### Stored data:
--------------------
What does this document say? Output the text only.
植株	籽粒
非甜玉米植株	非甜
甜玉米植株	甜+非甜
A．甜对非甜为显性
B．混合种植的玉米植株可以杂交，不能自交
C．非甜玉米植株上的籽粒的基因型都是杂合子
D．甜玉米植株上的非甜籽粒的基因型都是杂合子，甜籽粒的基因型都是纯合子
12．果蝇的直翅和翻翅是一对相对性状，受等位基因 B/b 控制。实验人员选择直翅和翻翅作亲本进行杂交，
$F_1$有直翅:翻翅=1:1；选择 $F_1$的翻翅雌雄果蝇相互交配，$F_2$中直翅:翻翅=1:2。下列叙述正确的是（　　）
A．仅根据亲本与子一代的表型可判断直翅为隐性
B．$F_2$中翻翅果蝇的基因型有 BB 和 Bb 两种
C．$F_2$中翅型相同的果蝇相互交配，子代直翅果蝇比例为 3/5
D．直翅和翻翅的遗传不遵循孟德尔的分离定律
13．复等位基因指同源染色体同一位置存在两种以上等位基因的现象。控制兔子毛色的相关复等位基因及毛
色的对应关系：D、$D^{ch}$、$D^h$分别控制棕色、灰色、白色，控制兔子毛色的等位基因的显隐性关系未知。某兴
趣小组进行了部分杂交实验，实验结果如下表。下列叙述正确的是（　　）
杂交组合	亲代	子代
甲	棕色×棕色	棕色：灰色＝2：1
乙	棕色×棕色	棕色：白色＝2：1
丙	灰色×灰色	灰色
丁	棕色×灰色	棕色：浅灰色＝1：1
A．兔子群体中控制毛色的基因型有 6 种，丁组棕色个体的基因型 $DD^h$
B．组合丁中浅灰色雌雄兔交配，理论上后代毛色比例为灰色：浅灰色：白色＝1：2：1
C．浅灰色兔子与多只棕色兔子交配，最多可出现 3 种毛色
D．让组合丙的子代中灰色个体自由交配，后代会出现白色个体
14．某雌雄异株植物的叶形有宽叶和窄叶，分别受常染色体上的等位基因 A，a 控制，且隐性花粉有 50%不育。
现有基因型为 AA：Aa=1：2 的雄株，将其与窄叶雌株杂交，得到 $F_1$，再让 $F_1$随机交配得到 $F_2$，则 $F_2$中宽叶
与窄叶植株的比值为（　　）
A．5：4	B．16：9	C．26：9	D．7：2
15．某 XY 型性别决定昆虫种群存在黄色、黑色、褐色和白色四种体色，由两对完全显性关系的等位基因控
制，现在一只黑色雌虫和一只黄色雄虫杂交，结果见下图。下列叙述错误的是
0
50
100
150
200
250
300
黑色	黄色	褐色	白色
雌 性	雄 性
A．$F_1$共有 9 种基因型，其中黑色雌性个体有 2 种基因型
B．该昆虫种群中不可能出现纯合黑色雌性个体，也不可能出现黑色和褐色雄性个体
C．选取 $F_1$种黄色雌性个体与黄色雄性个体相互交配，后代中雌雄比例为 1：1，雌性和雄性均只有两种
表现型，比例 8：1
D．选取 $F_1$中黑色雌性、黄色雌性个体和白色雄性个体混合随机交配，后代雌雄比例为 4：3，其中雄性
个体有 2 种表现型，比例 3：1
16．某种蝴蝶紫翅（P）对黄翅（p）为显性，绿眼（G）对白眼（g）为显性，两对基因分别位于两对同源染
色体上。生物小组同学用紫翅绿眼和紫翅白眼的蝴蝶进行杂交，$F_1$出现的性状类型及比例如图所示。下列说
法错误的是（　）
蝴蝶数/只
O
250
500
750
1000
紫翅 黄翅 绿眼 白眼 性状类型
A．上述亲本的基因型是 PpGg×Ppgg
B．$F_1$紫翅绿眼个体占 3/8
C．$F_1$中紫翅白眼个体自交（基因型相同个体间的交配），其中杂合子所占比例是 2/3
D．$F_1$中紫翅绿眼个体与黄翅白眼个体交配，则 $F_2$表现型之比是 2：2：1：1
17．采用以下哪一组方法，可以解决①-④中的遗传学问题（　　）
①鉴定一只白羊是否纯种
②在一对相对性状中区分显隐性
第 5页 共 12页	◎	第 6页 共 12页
--------------------
### What you are asked to do:
Please reproduce the entire listing, exactly as shown.

### Answer to this problem:
What does this document say? Output the text only.
植株	籽粒
非甜玉米植株	非甜
甜玉米植株	甜+非甜
A．甜对非甜为显性
B．混合种植的玉米植株可以杂交，不能自交
C．非甜玉米植株上的籽粒的基因型都是杂合子
D．甜玉米植株上的非甜籽粒的基因型都是杂合子，甜籽粒的基因型都是纯合子
12．果蝇的直翅和翻翅是一对相对性状，受等位基因 B/b 控制。实验人员选择直翅和翻翅作亲本进行杂交，
$F_1$有直翅:翻翅=1:1；选择 $F_1$的翻翅雌雄果蝇相互交配，$F_2$中直翅:翻翅=1:2。下列叙述正确的是（　　）
A．仅根据亲本与子一代的表型可判断直翅为隐性
B．$F_2$中翻翅果蝇的基因型有 BB 和 Bb 两种
C．$F_2$中翅型相同的果蝇相互交配，子代直翅果蝇比例为 3/5
D．直翅和翻翅的遗传不遵循孟德尔的分离定律
13．复等位基因指同源染色体同一位置存在两种以上等位基因的现象。控制兔子毛色的相关复等位基因及毛
色的对应关系：D、$D^{ch}$、$D^h$分别控制棕色、灰色、白色，控制兔子毛色的等位基因的显隐性关系未知。某兴
趣小组进行了部分杂交实验，实验结果如下表。下列叙述正确的是（　　）
杂交组合	亲代	子代
甲	棕色×棕色	棕色：灰色＝2：1
乙	棕色×棕色	棕色：白色＝2：1
丙	灰色×灰色	灰色
丁	棕色×灰色	棕色：浅灰色＝1：1
A．兔子群体中控制毛色的基因型有 6 种，丁组棕色个体的基因型 $DD^h$
B．组合丁中浅灰色雌雄兔交配，理论上后代毛色比例为灰色：浅灰色：白色＝1：2：1
C．浅灰色兔子与多只棕色兔子交配，最多可出现 3 种毛色
D．让组合丙的子代中灰色个体自由交配，后代会出现白色个体
14．某雌雄异株植物的叶形有宽叶和窄叶，分别受常染色体上的等位基因 A，a 控制，且隐性花粉有 50%不育。
现有基因型为 AA：Aa=1：2 的雄株，将其与窄叶雌株杂交，得到 $F_1$，再让 $F_1$随机交配得到 $F_2$，则 $F_2$中宽叶
与窄叶植株的比值为（　　）
A．5：4	B．16：9	C．26：9	D．7：2
15．某 XY 型性别决定昆虫种群存在黄色、黑色、褐色和白色四种体色，由两对完全显性关系的等位基因控
制，现在一只黑色雌虫和一只黄色雄虫杂交，结果见下图。下列叙述错误的是
0
50
100
150
200
250
300
黑色	黄色	褐色	白色
雌 性	雄 性
A．$F_1$共有 9 种基因型，其中黑色雌性个体有 2 种基因型
B．该昆虫种群中不可能出现纯合黑色雌性个体，也不可能出现黑色和褐色雄性个体
C．选取 $F_1$种黄色雌性个体与黄色雄性个体相互交配，后代中雌雄比例为 1：1，雌性和雄性均只有两种
表现型，比例 8：1
D．选取 $F_1$中黑色雌性、黄色雌性个体和白色雄性个体混合随机交配，后代雌雄比例为 4：3，其中雄性
个体有 2 种表现型，比例 3：1
16．某种蝴蝶紫翅（P）对黄翅（p）为显性，绿眼（G）对白眼（g）为显性，两对基因分别位于两对同源染
色体上。生物小组同学用紫翅绿眼和紫翅白眼的蝴蝶进行杂交，$F_1$出现的性状类型及比例如图所示。下列说
法错误的是（　）
蝴蝶数/只
O
250
500
750
1000
紫翅 黄翅 绿眼 白眼 性状类型
A．上述亲本的基因型是 PpGg×Ppgg
B．$F_1$紫翅绿眼个体占 3/8
C．$F_1$中紫翅白眼个体自交（基因型相同个体间的交配），其中杂合子所占比例是 2/3
D．$F_1$中紫翅绿眼个体与黄翅白眼个体交配，则 $F_2$表现型之比是 2：2：1：1
17．采用以下哪一组方法，可以解决①-④中的遗传学问题（　　）
①鉴定一只白羊是否纯种
②在一对相对性状中区分显隐性
第 5页 共 12页	◎	第 6页 共 12页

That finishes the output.